> **Directive**
Leaving out every picture, quote the data below exactly as it appears.

> **Records to use**
■ ■ ■ ■ ■ ■ ■
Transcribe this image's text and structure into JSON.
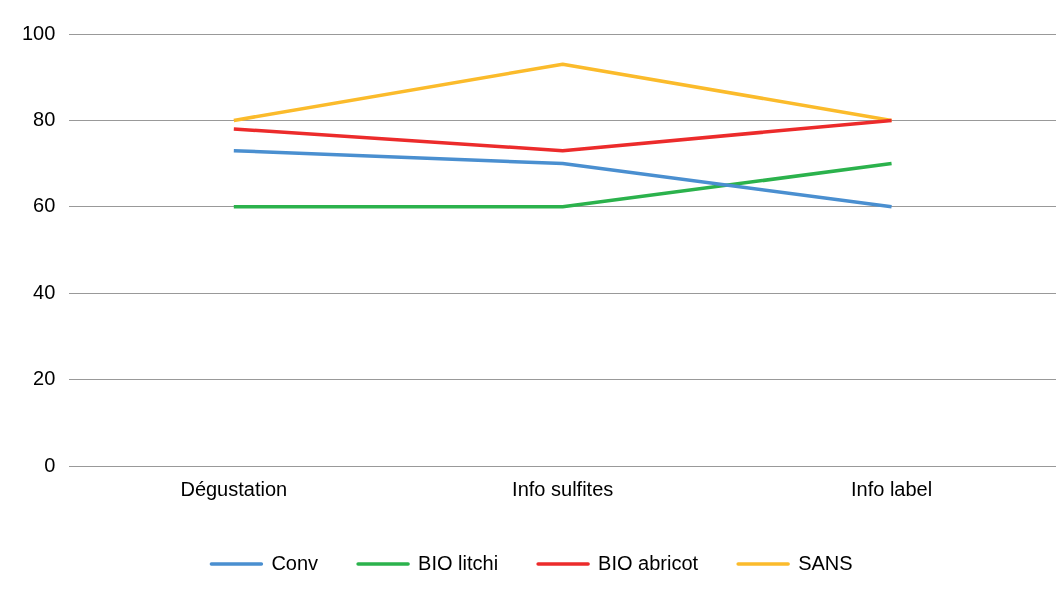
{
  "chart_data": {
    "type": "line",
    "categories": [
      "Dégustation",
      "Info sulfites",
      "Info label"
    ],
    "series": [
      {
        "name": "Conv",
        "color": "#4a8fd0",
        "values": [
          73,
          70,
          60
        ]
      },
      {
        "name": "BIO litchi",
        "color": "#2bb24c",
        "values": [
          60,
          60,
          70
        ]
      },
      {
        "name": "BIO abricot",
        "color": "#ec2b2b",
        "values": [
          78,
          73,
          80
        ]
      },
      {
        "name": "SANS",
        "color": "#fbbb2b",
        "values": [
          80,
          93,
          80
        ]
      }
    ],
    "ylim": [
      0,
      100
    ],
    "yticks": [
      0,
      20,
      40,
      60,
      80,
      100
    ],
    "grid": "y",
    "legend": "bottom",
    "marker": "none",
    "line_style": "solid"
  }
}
■ ■ ■ ■ ■ ■ ■
> **Result for this task**
Transcribe this image's text and structure into JSON.
{
  "chart_data": {
    "type": "line",
    "categories": [
      "Dégustation",
      "Info sulfites",
      "Info label"
    ],
    "series": [
      {
        "name": "Conv",
        "color": "#4a8fd0",
        "values": [
          73,
          70,
          60
        ]
      },
      {
        "name": "BIO litchi",
        "color": "#2bb24c",
        "values": [
          60,
          60,
          70
        ]
      },
      {
        "name": "BIO abricot",
        "color": "#ec2b2b",
        "values": [
          78,
          73,
          80
        ]
      },
      {
        "name": "SANS",
        "color": "#fbbb2b",
        "values": [
          80,
          93,
          80
        ]
      }
    ],
    "ylim": [
      0,
      100
    ],
    "yticks": [
      0,
      20,
      40,
      60,
      80,
      100
    ],
    "grid": "y",
    "legend": "bottom",
    "marker": "none",
    "line_style": "solid"
  }
}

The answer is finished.